Collection entries:
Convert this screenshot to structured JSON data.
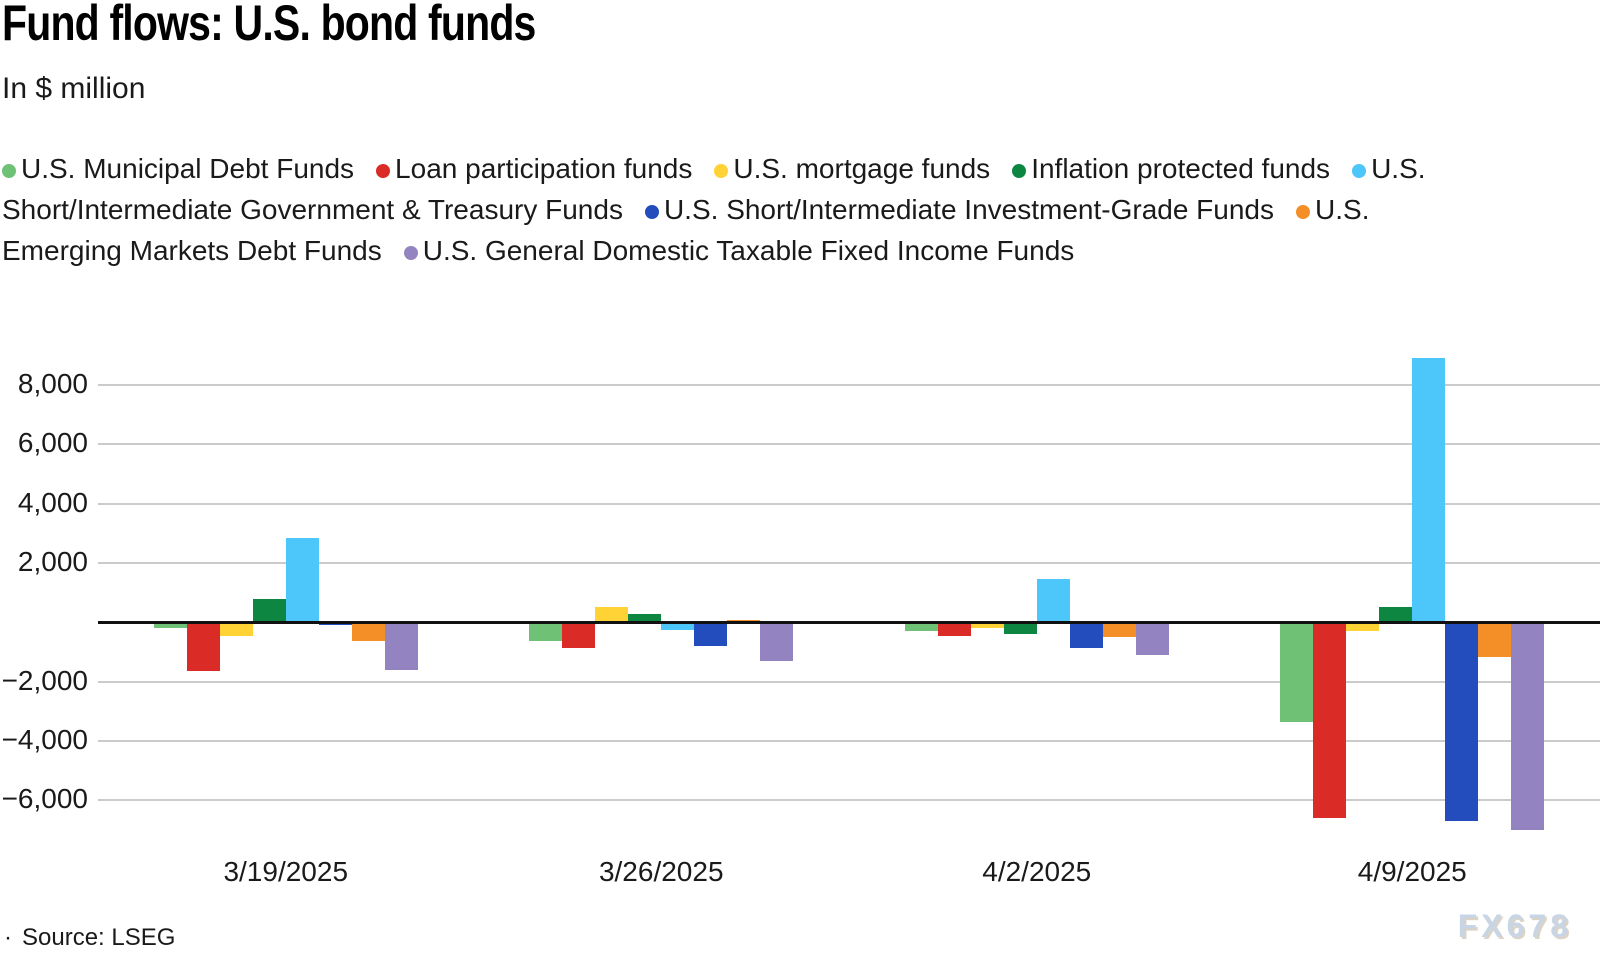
{
  "header": {
    "title": "Fund flows: U.S. bond funds",
    "subtitle": "In $ million"
  },
  "footer": {
    "bullet": "·",
    "source": "Source: LSEG",
    "watermark": "FX678"
  },
  "chart_data": {
    "type": "bar",
    "title": "Fund flows: U.S. bond funds",
    "unit_label": "In $ million",
    "categories": [
      "3/19/2025",
      "3/26/2025",
      "4/2/2025",
      "4/9/2025"
    ],
    "series": [
      {
        "name": "U.S. Municipal Debt Funds",
        "color": "#6EC175",
        "values": [
          -200,
          -620,
          -300,
          -3340
        ]
      },
      {
        "name": "Loan participation funds",
        "color": "#DB2B27",
        "values": [
          -1650,
          -850,
          -460,
          -6580
        ]
      },
      {
        "name": "U.S. mortgage funds",
        "color": "#FFD335",
        "values": [
          -450,
          530,
          -190,
          -300
        ]
      },
      {
        "name": "Inflation protected funds",
        "color": "#0D8642",
        "values": [
          780,
          290,
          -380,
          520
        ]
      },
      {
        "name": "U.S. Short/Intermediate Government & Treasury Funds",
        "color": "#4DC6F9",
        "values": [
          2850,
          -250,
          1480,
          8900
        ]
      },
      {
        "name": "U.S. Short/Intermediate Investment-Grade Funds",
        "color": "#234DBD",
        "values": [
          -80,
          -800,
          -860,
          -6680
        ]
      },
      {
        "name": "U.S. Emerging Markets Debt Funds",
        "color": "#F48E27",
        "values": [
          -630,
          90,
          -490,
          -1180
        ]
      },
      {
        "name": "U.S. General Domestic Taxable Fixed Income Funds",
        "color": "#9384C1",
        "values": [
          -1600,
          -1310,
          -1110,
          -6980
        ]
      }
    ],
    "y_ticks": [
      8000,
      6000,
      4000,
      2000,
      -2000,
      -4000,
      -6000
    ],
    "ylim": [
      -7670,
      9520
    ],
    "grid": true,
    "legend_position": "top",
    "zero_line": true
  }
}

- [PROBLEM REQUIREMENTS] Provide solely the number of lines in the data that include the word "Short".

- [EXERCISE ANSWER] 2